**YOUR OBJECTIVE:** Give the material once more, word for word, without any images.

-------- SUPPLIED MATERIAL --------

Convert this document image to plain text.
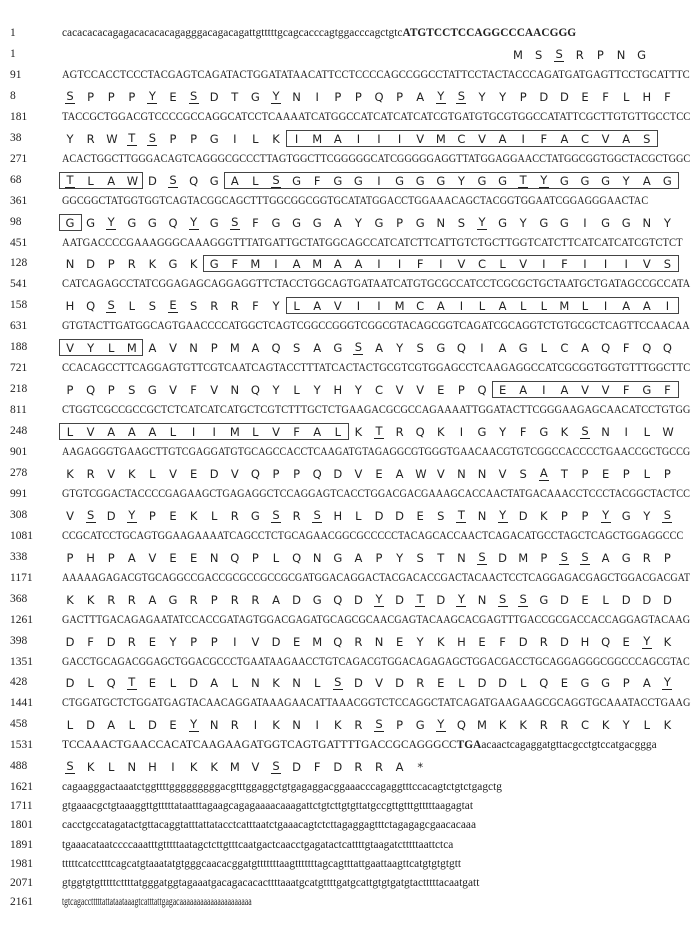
1	cacacacacagagacacacacagagggacagacagattgtttttgcagcacccagtggacccagctgtcATGTCCTCCAGGCCCAACGGG
1	M S S R P N G
91	AGTCCACCTCCCTACGAGTCAGATACTGGATATAACATTCCTCCCCAGCCGGCCTATTCCTACTACCCAGATGATGAGTTCCTGCATTTC
8	S P P P Y E S D T G Y N I P P Q P A Y S Y Y P D D E F L H F
181	TACCGCTGGACGTCCCCGCCAGGCATCCTCAAAATCATGGCCATCATCATCATCGTGATGTGCGTGGCCATATTCGCTTGTGTTGCCTCC
38	Y R W T S P P G I L K I M A I I I V M C V A I F A C V A S
271	ACACTGGCTTGGGACAGTCAGGGCGCCCTTAGTGGCTTCGGGGGCATCGGGGGAGGTTATGGAGGAACCTATGGCGGTGGCTACGCTGGC
68	T L A W D S Q G A L S G F G G I G G G Y G G T Y G G G Y A G
361	GGCGGCTATGGTGGTCAGTACGGCAGCTTTGGCGGCGGTGCATATGGACCTGGAAACAGCTACGGTGGAATCGGAGGGAACTAC
98	G G Y G G Q Y G S F G G G A Y G P G N S Y G Y G G I G G N Y
451	AATGACCCCGAAAGGGCAAAGGGTTTATGATTGCTATGGCAGCCATCATCTTCATTGTCTGCTTGGTCATCTTCATCATCATCGTCTCT
128	N D P R K G K G F M I A M A A I I F I V C L V I F I I I V S
541	CATCAGAGCCTATCGGAGAGCAGGAGGTTCTACCTGGCAGTGATAATCATGTGCGCCATCCTCGCGCTGCTAATGCTGATAGCCGCCATA
158	H Q S L S E S R R F Y L A V I I M C A I L A L L M L I A A I
631	GTGTACTTGATGGCAGTGAACCCCATGGCTCAGTCGGCCGGGTCGGCGTACAGCGGTCAGATCGCAGGTCTGTGCGCTCAGTTCCAACAA
188	V Y L M A V N P M A Q S A G S A Y S G Q I A G L C A Q F Q Q
721	CCACAGCCTTCAGGAGTGTTCGTCAATCAGTACCTTTATCACTACTGCGTCGTGGAGCCTCAAGAGGCCATCGCGGTGGTGTTTGGCTTC
218	P Q P S G V F V N Q Y L Y H Y C V V E P Q E A I A V V F G F
811	CTGGTCGCCGCCGCTCTCATCATCATGCTCGTCTTTGCTCTGAAGACGCGCCAGAAAATTGGATACTTCGGGAAGAGCAACATCCTGTGG
248	L V A A A L I I M L V F A L K T R Q K I G Y F G K S N I L W
901	AAGAGGGTGAAGCTTGTCGAGGATGTGCAGCCACCTCAAGATGTAGAGGCGTGGGTGAACAACGTGTCGGCCACCCCTGAACCGCTGCCG
278	K R V K L V E D V Q P P Q D V E A W V N N V S A T P E P L P
991	GTGTCGGACTACCCCGAGAAGCTGAGAGGCTCCAGGAGTCACCTGGACGACGAAAGCACCAACTATGACAAACCTCCCTACGGCTACTCC
308	V S D Y P E K L R G S R S H L D D E S T N Y D K P P Y G Y S
1081	CCGCATCCTGCAGTGGAAGAAAATCAGCCTCTGCAGAACGGCGCCCCCTACAGCACCAACTCAGACATGCCTAGCTCAGCTGGAGGCCC
338	P H P A V E E N Q P L Q N G A P Y S T N S D M P S S A G R P
1171	AAAAAGAGACGTGCAGGCCGACCGCGCCGCCGCGATGGACAGGACTACGACACCGACTACAACTCCTCAGGAGACGAGCTGGACGACGAT
368	K K R R A G R P R R A D G Q D Y D T D Y N S S G D E L D D D
1261	GACTTTGACAGAGAATATCCACCGATAGTGGACGAGATGCAGCGCAACGAGTACAAGCACGAGTTTGACCGCGACCACCAGGAGTACAAG
398	D F D R E Y P P I V D E M Q R N E Y K H E F D R D H Q E Y K
1351	GACCTGCAGACGGAGCTGGACGCCCTGAATAAGAACCTGTCAGACGTGGACAGAGAGCTGGACGACCTGCAGGAGGGCGGCCCAGCGTAC
428	D L Q T E L D A L N K N L S D V D R E L D D L Q E G G P A Y
1441	CTGGATGCTCTGGATGAGTACAACAGGATAAAGAACATTAAACGGTCTCCAGGCTATCAGATGAAGAAGCGCAGGTGCAAATACCTGAAG
458	L D A L D E Y N R I K N I K R S P G Y Q M K K R R C K Y L K
1531	TCCAAACTGAACCACATCAAGAAGATGGTCAGTGATTTTGACCGCAGGGCCTGAacaactcagaggatgttacgcctgtccatgacggga
488	S K L N H I K K M V S D F D R R A *
1621	cagaagggactaaatctggttttgggggggggacgtttggaggctgtgagaggacggaaacccagaggtttccacagtctgtctgagctg
1711	gtgaaacgctgtaaaggttgtttttataatttagaagcagagaaaacaaagattctgtcttgtgttatgccgttgtttgtttttaagagtat
1801	cacctgccatagatactgttacaggtatttattatacctcatttaatctgaaacagtctcttagaggagtttctagagagcgaacacaaa
1891	tgaaacataatccccaaatttgtttttaatagctcttgtttcaatgactcaacctgagatactcattttgtaagatctttttaattctca
1981	tttttcatcctttcagcatgtaaatatgtgggcaacacggatgtttttttaagtttttttagcagtttattgaattaagttcatgtgtgtgtt
2071	gtggtgtgtttttcttttatgggatggtagaaatgacagacacacttttaaatgcatgttttgatgcattgtgtgatgtactttttacaatgatt
2161	tgtcagacctttttattataataaagtcatttattgagacaaaaaaaaaaaaaaaaaaaaa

--------

**SOLUTION BELOW:**
Convert this document image to plain text.
1	cacacacacagagacacacacagagggacagacagattgtttttgcagcacccagtggacccagctgtcATGTCCTCCAGGCCCAACGGG
1	M S S R P N G
91	AGTCCACCTCCCTACGAGTCAGATACTGGATATAACATTCCTCCCCAGCCGGCCTATTCCTACTACCCAGATGATGAGTTCCTGCATTTC
8	S P P P Y E S D T G Y N I P P Q P A Y S Y Y P D D E F L H F
181	TACCGCTGGACGTCCCCGCCAGGCATCCTCAAAATCATGGCCATCATCATCATCGTGATGTGCGTGGCCATATTCGCTTGTGTTGCCTCC
38	Y R W T S P P G I L K I M A I I I V M C V A I F A C V A S
271	ACACTGGCTTGGGACAGTCAGGGCGCCCTTAGTGGCTTCGGGGGCATCGGGGGAGGTTATGGAGGAACCTATGGCGGTGGCTACGCTGGC
68	T L A W D S Q G A L S G F G G I G G G Y G G T Y G G G Y A G
361	GGCGGCTATGGTGGTCAGTACGGCAGCTTTGGCGGCGGTGCATATGGACCTGGAAACAGCTACGGTGGAATCGGAGGGAACTAC
98	G G Y G G Q Y G S F G G G A Y G P G N S Y G Y G G I G G N Y
451	AATGACCCCGAAAGGGCAAAGGGTTTATGATTGCTATGGCAGCCATCATCTTCATTGTCTGCTTGGTCATCTTCATCATCATCGTCTCT
128	N D P R K G K G F M I A M A A I I F I V C L V I F I I I V S
541	CATCAGAGCCTATCGGAGAGCAGGAGGTTCTACCTGGCAGTGATAATCATGTGCGCCATCCTCGCGCTGCTAATGCTGATAGCCGCCATA
158	H Q S L S E S R R F Y L A V I I M C A I L A L L M L I A A I
631	GTGTACTTGATGGCAGTGAACCCCATGGCTCAGTCGGCCGGGTCGGCGTACAGCGGTCAGATCGCAGGTCTGTGCGCTCAGTTCCAACAA
188	V Y L M A V N P M A Q S A G S A Y S G Q I A G L C A Q F Q Q
721	CCACAGCCTTCAGGAGTGTTCGTCAATCAGTACCTTTATCACTACTGCGTCGTGGAGCCTCAAGAGGCCATCGCGGTGGTGTTTGGCTTC
218	P Q P S G V F V N Q Y L Y H Y C V V E P Q E A I A V V F G F
811	CTGGTCGCCGCCGCTCTCATCATCATGCTCGTCTTTGCTCTGAAGACGCGCCAGAAAATTGGATACTTCGGGAAGAGCAACATCCTGTGG
248	L V A A A L I I M L V F A L K T R Q K I G Y F G K S N I L W
901	AAGAGGGTGAAGCTTGTCGAGGATGTGCAGCCACCTCAAGATGTAGAGGCGTGGGTGAACAACGTGTCGGCCACCCCTGAACCGCTGCCG
278	K R V K L V E D V Q P P Q D V E A W V N N V S A T P E P L P
991	GTGTCGGACTACCCCGAGAAGCTGAGAGGCTCCAGGAGTCACCTGGACGACGAAAGCACCAACTATGACAAACCTCCCTACGGCTACTCC
308	V S D Y P E K L R G S R S H L D D E S T N Y D K P P Y G Y S
1081	CCGCATCCTGCAGTGGAAGAAAATCAGCCTCTGCAGAACGGCGCCCCCTACAGCACCAACTCAGACATGCCTAGCTCAGCTGGAGGCCC
338	P H P A V E E N Q P L Q N G A P Y S T N S D M P S S A G R P
1171	AAAAAGAGACGTGCAGGCCGACCGCGCCGCCGCGATGGACAGGACTACGACACCGACTACAACTCCTCAGGAGACGAGCTGGACGACGAT
368	K K R R A G R P R R A D G Q D Y D T D Y N S S G D E L D D D
1261	GACTTTGACAGAGAATATCCACCGATAGTGGACGAGATGCAGCGCAACGAGTACAAGCACGAGTTTGACCGCGACCACCAGGAGTACAAG
398	D F D R E Y P P I V D E M Q R N E Y K H E F D R D H Q E Y K
1351	GACCTGCAGACGGAGCTGGACGCCCTGAATAAGAACCTGTCAGACGTGGACAGAGAGCTGGACGACCTGCAGGAGGGCGGCCCAGCGTAC
428	D L Q T E L D A L N K N L S D V D R E L D D L Q E G G P A Y
1441	CTGGATGCTCTGGATGAGTACAACAGGATAAAGAACATTAAACGGTCTCCAGGCTATCAGATGAAGAAGCGCAGGTGCAAATACCTGAAG
458	L D A L D E Y N R I K N I K R S P G Y Q M K K R R C K Y L K
1531	TCCAAACTGAACCACATCAAGAAGATGGTCAGTGATTTTGACCGCAGGGCCTGAacaactcagaggatgttacgcctgtccatgacggga
488	S K L N H I K K M V S D F D R R A *
1621	cagaagggactaaatctggttttgggggggggacgtttggaggctgtgagaggacggaaacccagaggtttccacagtctgtctgagctg
1711	gtgaaacgctgtaaaggttgtttttataatttagaagcagagaaaacaaagattctgtcttgtgttatgccgttgtttgtttttaagagtat
1801	cacctgccatagatactgttacaggtatttattatacctcatttaatctgaaacagtctcttagaggagtttctagagagcgaacacaaa
1891	tgaaacataatccccaaatttgtttttaatagctcttgtttcaatgactcaacctgagatactcattttgtaagatctttttaattctca
1981	tttttcatcctttcagcatgtaaatatgtgggcaacacggatgtttttttaagtttttttagcagtttattgaattaagttcatgtgtgtgtt
2071	gtggtgtgtttttcttttatgggatggtagaaatgacagacacacttttaaatgcatgttttgatgcattgtgtgatgtactttttacaatgatt
2161	tgtcagacctttttattataataaagtcatttattgagacaaaaaaaaaaaaaaaaaaaaa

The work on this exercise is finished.